── Data in this exercise ──

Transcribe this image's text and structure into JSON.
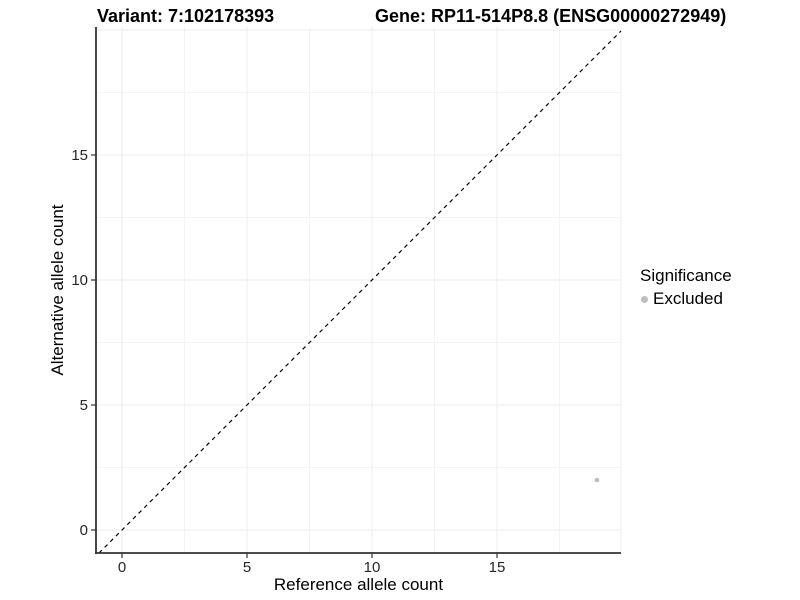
{
  "header": {
    "variant_title": "Variant: 7:102178393",
    "gene_title": "Gene: RP11-514P8.8 (ENSG00000272949)"
  },
  "chart_data": {
    "type": "scatter",
    "title_left": "Variant: 7:102178393",
    "title_right": "Gene: RP11-514P8.8 (ENSG00000272949)",
    "xlabel": "Reference allele count",
    "ylabel": "Alternative allele count",
    "xlim": [
      -1.04,
      19.96
    ],
    "ylim": [
      -0.92,
      20.12
    ],
    "x_ticks": [
      0,
      5,
      10,
      15
    ],
    "y_ticks": [
      0,
      5,
      10,
      15
    ],
    "x_grid_major": [
      0,
      5,
      10,
      15,
      20
    ],
    "y_grid_major": [
      0,
      5,
      10,
      15,
      20
    ],
    "x_grid_minor": [
      2.5,
      7.5,
      12.5,
      17.5
    ],
    "y_grid_minor": [
      2.5,
      7.5,
      12.5,
      17.5
    ],
    "grid": true,
    "identity_line": {
      "style": "dashed",
      "slope": 1,
      "intercept": 0
    },
    "series": [
      {
        "name": "Excluded",
        "color": "#bdbdbd",
        "points": [
          {
            "x": 19,
            "y": 2
          }
        ]
      }
    ],
    "legend": {
      "title": "Significance",
      "position": "right",
      "entries": [
        {
          "label": "Excluded",
          "color": "#bdbdbd"
        }
      ]
    }
  },
  "colors": {
    "axis_line": "#333333",
    "tick": "#333333",
    "grid_major": "#ededed",
    "grid_minor": "#f4f4f4",
    "identity_line": "#000000",
    "point": "#bdbdbd",
    "text": "#000000"
  }
}
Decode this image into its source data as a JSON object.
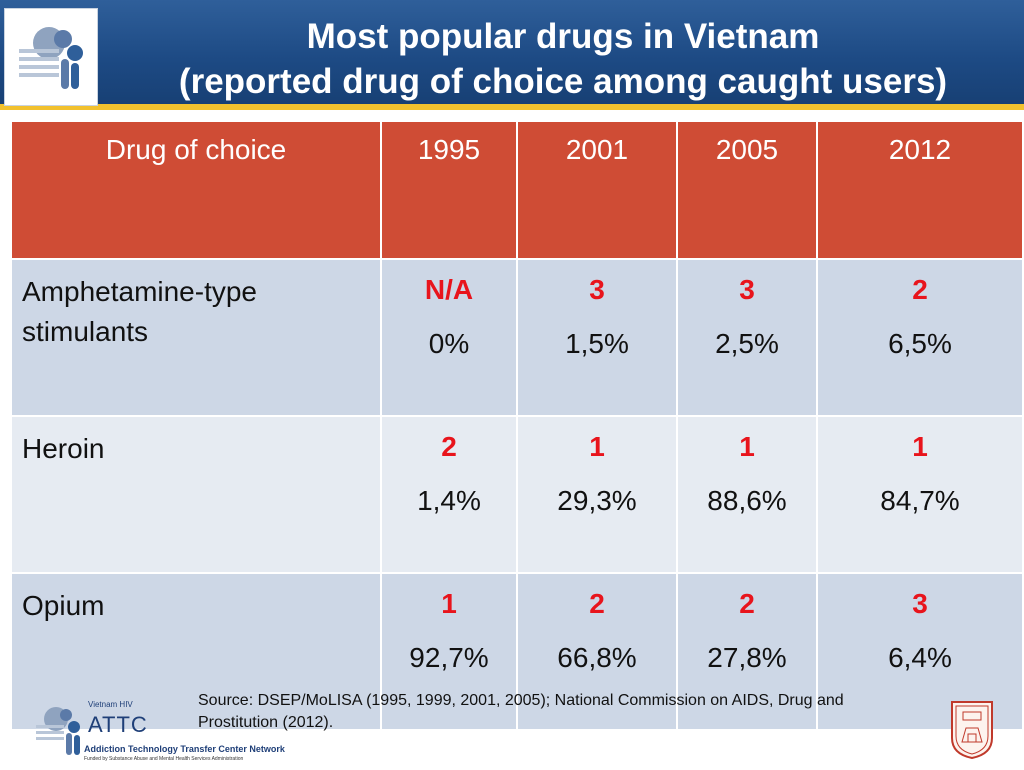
{
  "header": {
    "title_line1": "Most popular drugs in Vietnam",
    "title_line2": "(reported drug of choice among caught users)"
  },
  "table": {
    "columns": [
      "Drug of choice",
      "1995",
      "2001",
      "2005",
      "2012"
    ],
    "rows": [
      {
        "drug_line1": "Amphetamine-type",
        "drug_line2": "stimulants",
        "cells": [
          {
            "rank": "N/A",
            "pct": "0%"
          },
          {
            "rank": "3",
            "pct": "1,5%"
          },
          {
            "rank": "3",
            "pct": "2,5%"
          },
          {
            "rank": "2",
            "pct": "6,5%"
          }
        ]
      },
      {
        "drug_line1": "Heroin",
        "drug_line2": "",
        "cells": [
          {
            "rank": "2",
            "pct": "1,4%"
          },
          {
            "rank": "1",
            "pct": "29,3%"
          },
          {
            "rank": "1",
            "pct": "88,6%"
          },
          {
            "rank": "1",
            "pct": "84,7%"
          }
        ]
      },
      {
        "drug_line1": "Opium",
        "drug_line2": "",
        "cells": [
          {
            "rank": "1",
            "pct": "92,7%"
          },
          {
            "rank": "2",
            "pct": "66,8%"
          },
          {
            "rank": "2",
            "pct": "27,8%"
          },
          {
            "rank": "3",
            "pct": "6,4%"
          }
        ]
      }
    ]
  },
  "footer": {
    "source_text": "Source: DSEP/MoLISA (1995, 1999, 2001, 2005);  National Commission on AIDS, Drug and Prostitution (2012).",
    "logo_top_text": "Vietnam HIV",
    "logo_name": "ATTC",
    "logo_network": "Addiction Technology Transfer Center Network",
    "logo_funded": "Funded by Substance Abuse and Mental Health Services Administration"
  },
  "colors": {
    "header_blue": "#1d4a84",
    "header_accent": "#f2c12e",
    "table_header": "#cf4c35",
    "row_dark": "#cdd7e6",
    "row_light": "#e6ebf2",
    "rank_red": "#e8141c"
  },
  "icons": {
    "header_logo": "people-logo-icon",
    "footer_logo": "attc-logo-icon",
    "seal": "university-seal-icon"
  }
}
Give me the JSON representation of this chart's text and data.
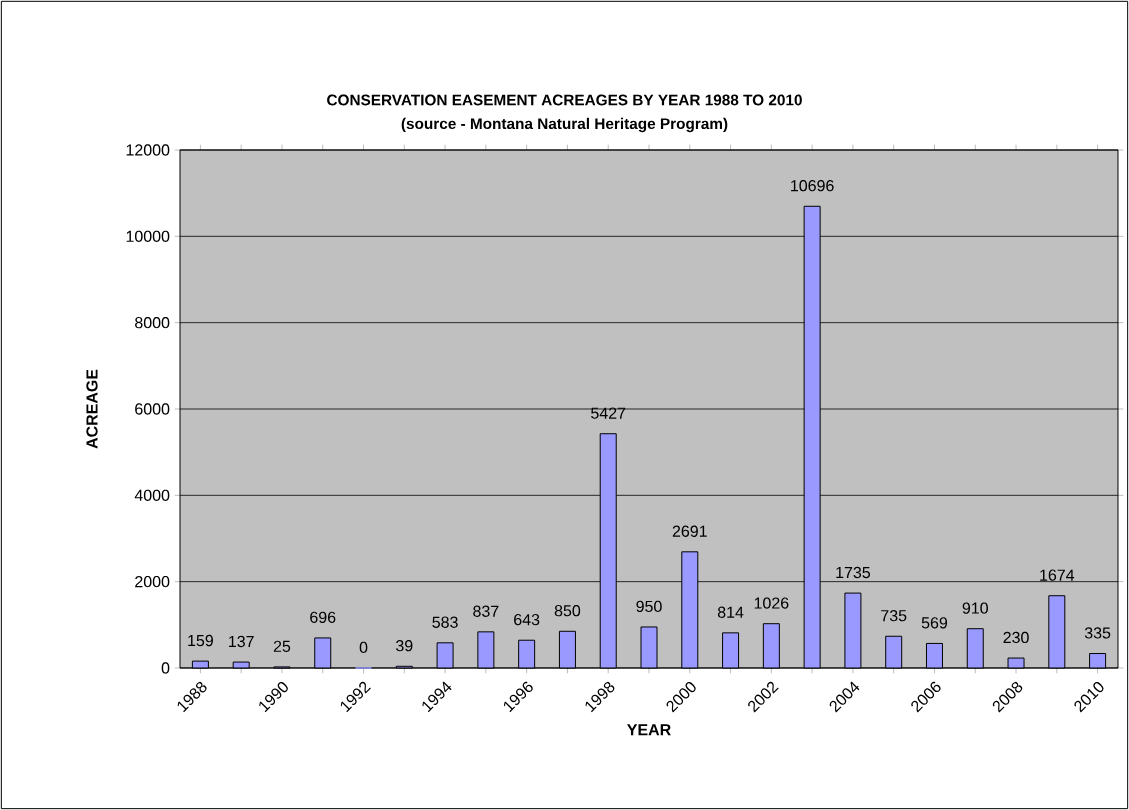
{
  "chart_data": {
    "type": "bar",
    "title": "CONSERVATION EASEMENT ACREAGES BY YEAR 1988 TO 2010",
    "subtitle": "(source - Montana Natural Heritage Program)",
    "xlabel": "YEAR",
    "ylabel": "ACREAGE",
    "categories": [
      "1988",
      null,
      "1990",
      null,
      "1992",
      null,
      "1994",
      null,
      "1996",
      null,
      "1998",
      null,
      "2000",
      null,
      "2002",
      null,
      "2004",
      null,
      "2006",
      null,
      "2008",
      null,
      "2010"
    ],
    "values": [
      159,
      137,
      25,
      696,
      0,
      39,
      583,
      837,
      643,
      850,
      5427,
      950,
      2691,
      814,
      1026,
      10696,
      1735,
      735,
      569,
      910,
      230,
      1674,
      335
    ],
    "color": "#9999ff",
    "ylim": [
      0,
      12000
    ],
    "yticks": [
      0,
      2000,
      4000,
      6000,
      8000,
      10000,
      12000
    ],
    "grid": "y",
    "data_labels": true
  }
}
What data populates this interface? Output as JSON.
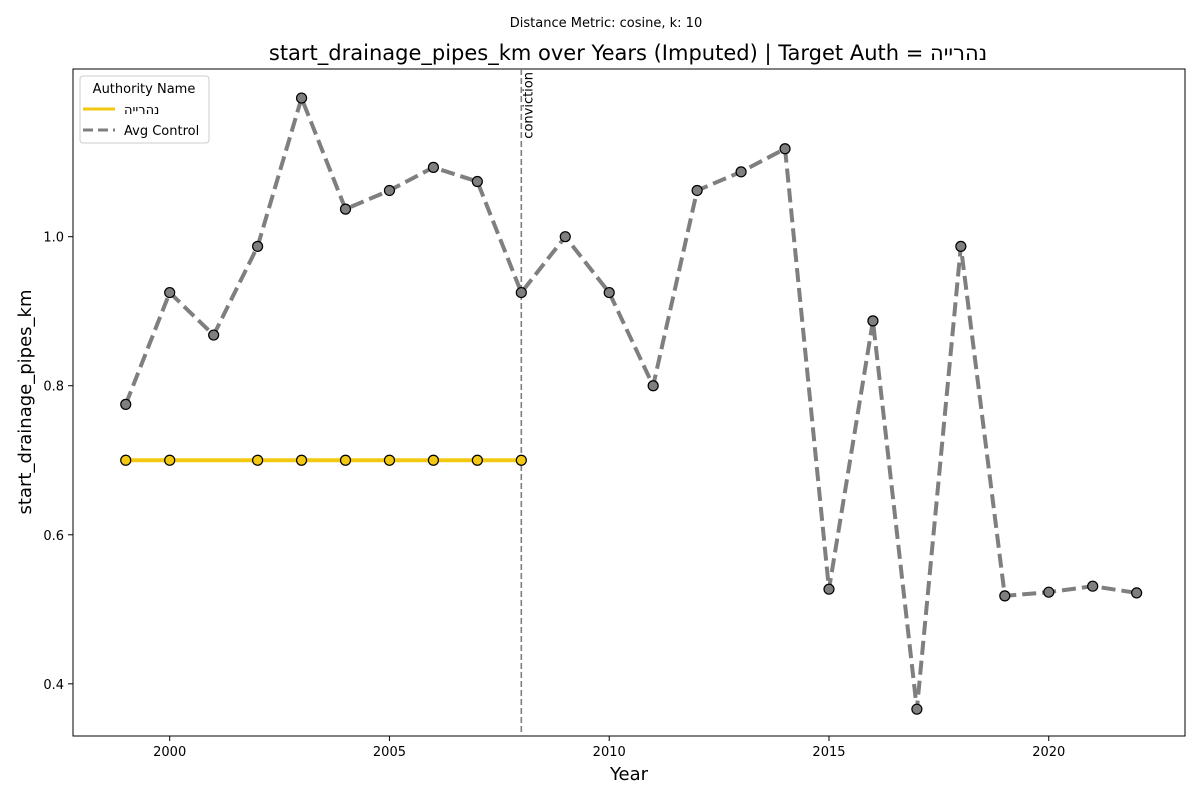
{
  "chart_data": {
    "type": "line",
    "subtitle": "Distance Metric: cosine, k: 10",
    "title": "start_drainage_pipes_km over Years (Imputed) | Target Auth = נהרייה",
    "xlabel": "Year",
    "ylabel": "start_drainage_pipes_km",
    "xlim": [
      1997.8,
      2023.1
    ],
    "ylim": [
      0.33,
      1.225
    ],
    "x_ticks": [
      2000,
      2005,
      2010,
      2015,
      2020
    ],
    "y_ticks": [
      0.4,
      0.6,
      0.8,
      1.0
    ],
    "grid": false,
    "legend": {
      "title": "Authority Name",
      "placement": "top-left"
    },
    "series": [
      {
        "name": "נהרייה",
        "color": "#f2c811",
        "line_style": "solid",
        "x": [
          1999,
          2000,
          2002,
          2003,
          2004,
          2005,
          2006,
          2007,
          2008
        ],
        "values": [
          0.7,
          0.7,
          0.7,
          0.7,
          0.7,
          0.7,
          0.7,
          0.7,
          0.7
        ]
      },
      {
        "name": "Avg Control",
        "color": "#7f7f7f",
        "line_style": "dashed",
        "x": [
          1999,
          2000,
          2001,
          2002,
          2003,
          2004,
          2005,
          2006,
          2007,
          2008,
          2009,
          2010,
          2011,
          2012,
          2013,
          2014,
          2015,
          2016,
          2017,
          2018,
          2019,
          2020,
          2021,
          2022
        ],
        "values": [
          0.775,
          0.925,
          0.868,
          0.987,
          1.186,
          1.037,
          1.062,
          1.093,
          1.074,
          0.925,
          1.0,
          0.925,
          0.8,
          1.062,
          1.087,
          1.118,
          0.527,
          0.887,
          0.366,
          0.987,
          0.518,
          0.523,
          0.531,
          0.522
        ]
      }
    ],
    "annotations": [
      {
        "type": "vline",
        "x": 2008,
        "label": "conviction",
        "color": "#7f7f7f"
      }
    ]
  }
}
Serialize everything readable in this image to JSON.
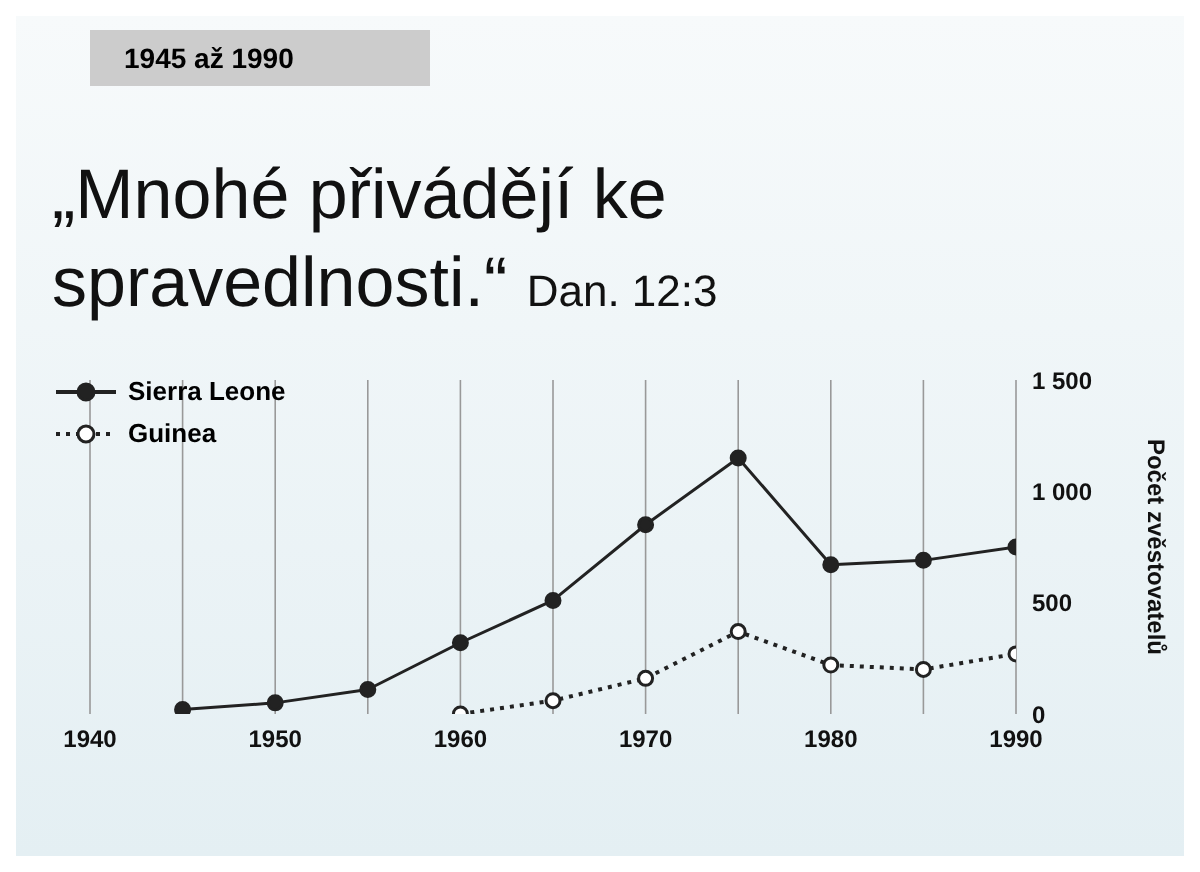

───

#### Work instructions:
Make an exact copy of the data above, pictures excluded.

#### Answer in full:
Transcribe this image's text and structure into JSON.
{
  "header": {
    "variant_title": "Variant: 7:102178393",
    "gene_title": "Gene: RP11-514P8.8 (ENSG00000272949)"
  },
  "chart_data": {
    "type": "scatter",
    "title_left": "Variant: 7:102178393",
    "title_right": "Gene: RP11-514P8.8 (ENSG00000272949)",
    "xlabel": "Reference allele count",
    "ylabel": "Alternative allele count",
    "xlim": [
      -1.04,
      19.96
    ],
    "ylim": [
      -0.92,
      20.12
    ],
    "x_ticks": [
      0,
      5,
      10,
      15
    ],
    "y_ticks": [
      0,
      5,
      10,
      15
    ],
    "x_grid_major": [
      0,
      5,
      10,
      15,
      20
    ],
    "y_grid_major": [
      0,
      5,
      10,
      15,
      20
    ],
    "x_grid_minor": [
      2.5,
      7.5,
      12.5,
      17.5
    ],
    "y_grid_minor": [
      2.5,
      7.5,
      12.5,
      17.5
    ],
    "grid": true,
    "identity_line": {
      "style": "dashed",
      "slope": 1,
      "intercept": 0
    },
    "series": [
      {
        "name": "Excluded",
        "color": "#bdbdbd",
        "points": [
          {
            "x": 19,
            "y": 2
          }
        ]
      }
    ],
    "legend": {
      "title": "Significance",
      "position": "right",
      "entries": [
        {
          "label": "Excluded",
          "color": "#bdbdbd"
        }
      ]
    }
  },
  "colors": {
    "axis_line": "#333333",
    "tick": "#333333",
    "grid_major": "#ededed",
    "grid_minor": "#f4f4f4",
    "identity_line": "#000000",
    "point": "#bdbdbd",
    "text": "#000000"
  }
}
Decode this image into its source data as a JSON object.
{
  "header": {
    "title_line1": "Most popular drugs in Vietnam",
    "title_line2": "(reported drug of choice among caught users)"
  },
  "table": {
    "columns": [
      "Drug of choice",
      "1995",
      "2001",
      "2005",
      "2012"
    ],
    "rows": [
      {
        "drug_line1": "Amphetamine-type",
        "drug_line2": "stimulants",
        "cells": [
          {
            "rank": "N/A",
            "pct": "0%"
          },
          {
            "rank": "3",
            "pct": "1,5%"
          },
          {
            "rank": "3",
            "pct": "2,5%"
          },
          {
            "rank": "2",
            "pct": "6,5%"
          }
        ]
      },
      {
        "drug_line1": "Heroin",
        "drug_line2": "",
        "cells": [
          {
            "rank": "2",
            "pct": "1,4%"
          },
          {
            "rank": "1",
            "pct": "29,3%"
          },
          {
            "rank": "1",
            "pct": "88,6%"
          },
          {
            "rank": "1",
            "pct": "84,7%"
          }
        ]
      },
      {
        "drug_line1": "Opium",
        "drug_line2": "",
        "cells": [
          {
            "rank": "1",
            "pct": "92,7%"
          },
          {
            "rank": "2",
            "pct": "66,8%"
          },
          {
            "rank": "2",
            "pct": "27,8%"
          },
          {
            "rank": "3",
            "pct": "6,4%"
          }
        ]
      }
    ]
  },
  "footer": {
    "source_text": "Source: DSEP/MoLISA (1995, 1999, 2001, 2005);  National Commission on AIDS, Drug and Prostitution (2012).",
    "logo_top_text": "Vietnam HIV",
    "logo_name": "ATTC",
    "logo_network": "Addiction Technology Transfer Center Network",
    "logo_funded": "Funded by Substance Abuse and Mental Health Services Administration"
  },
  "colors": {
    "header_blue": "#1d4a84",
    "header_accent": "#f2c12e",
    "table_header": "#cf4c35",
    "row_dark": "#cdd7e6",
    "row_light": "#e6ebf2",
    "rank_red": "#e8141c"
  },
  "icons": {
    "header_logo": "people-logo-icon",
    "footer_logo": "attc-logo-icon",
    "seal": "university-seal-icon"
  }
}
Give me the JSON representation of this chart's text and data.
{
  "chart_data": {
    "type": "bar",
    "title": "CONSERVATION EASEMENT ACREAGES BY YEAR 1988 TO 2010",
    "subtitle": "(source - Montana Natural Heritage Program)",
    "xlabel": "YEAR",
    "ylabel": "ACREAGE",
    "categories": [
      "1988",
      null,
      "1990",
      null,
      "1992",
      null,
      "1994",
      null,
      "1996",
      null,
      "1998",
      null,
      "2000",
      null,
      "2002",
      null,
      "2004",
      null,
      "2006",
      null,
      "2008",
      null,
      "2010"
    ],
    "values": [
      159,
      137,
      25,
      696,
      0,
      39,
      583,
      837,
      643,
      850,
      5427,
      950,
      2691,
      814,
      1026,
      10696,
      1735,
      735,
      569,
      910,
      230,
      1674,
      335
    ],
    "color": "#9999ff",
    "ylim": [
      0,
      12000
    ],
    "yticks": [
      0,
      2000,
      4000,
      6000,
      8000,
      10000,
      12000
    ],
    "grid": "y",
    "data_labels": true
  }
}
What data populates this interface? Output as JSON.
{
  "chart_data": {
    "type": "line",
    "subtitle": "Distance Metric: cosine, k: 10",
    "title": "start_drainage_pipes_km over Years (Imputed) | Target Auth = נהרייה",
    "xlabel": "Year",
    "ylabel": "start_drainage_pipes_km",
    "xlim": [
      1997.8,
      2023.1
    ],
    "ylim": [
      0.33,
      1.225
    ],
    "x_ticks": [
      2000,
      2005,
      2010,
      2015,
      2020
    ],
    "y_ticks": [
      0.4,
      0.6,
      0.8,
      1.0
    ],
    "grid": false,
    "legend": {
      "title": "Authority Name",
      "placement": "top-left"
    },
    "series": [
      {
        "name": "נהרייה",
        "color": "#f2c811",
        "line_style": "solid",
        "x": [
          1999,
          2000,
          2002,
          2003,
          2004,
          2005,
          2006,
          2007,
          2008
        ],
        "values": [
          0.7,
          0.7,
          0.7,
          0.7,
          0.7,
          0.7,
          0.7,
          0.7,
          0.7
        ]
      },
      {
        "name": "Avg Control",
        "color": "#7f7f7f",
        "line_style": "dashed",
        "x": [
          1999,
          2000,
          2001,
          2002,
          2003,
          2004,
          2005,
          2006,
          2007,
          2008,
          2009,
          2010,
          2011,
          2012,
          2013,
          2014,
          2015,
          2016,
          2017,
          2018,
          2019,
          2020,
          2021,
          2022
        ],
        "values": [
          0.775,
          0.925,
          0.868,
          0.987,
          1.186,
          1.037,
          1.062,
          1.093,
          1.074,
          0.925,
          1.0,
          0.925,
          0.8,
          1.062,
          1.087,
          1.118,
          0.527,
          0.887,
          0.366,
          0.987,
          0.518,
          0.523,
          0.531,
          0.522
        ]
      }
    ],
    "annotations": [
      {
        "type": "vline",
        "x": 2008,
        "label": "conviction",
        "color": "#7f7f7f"
      }
    ]
  }
}
Serialize everything readable in this image to JSON.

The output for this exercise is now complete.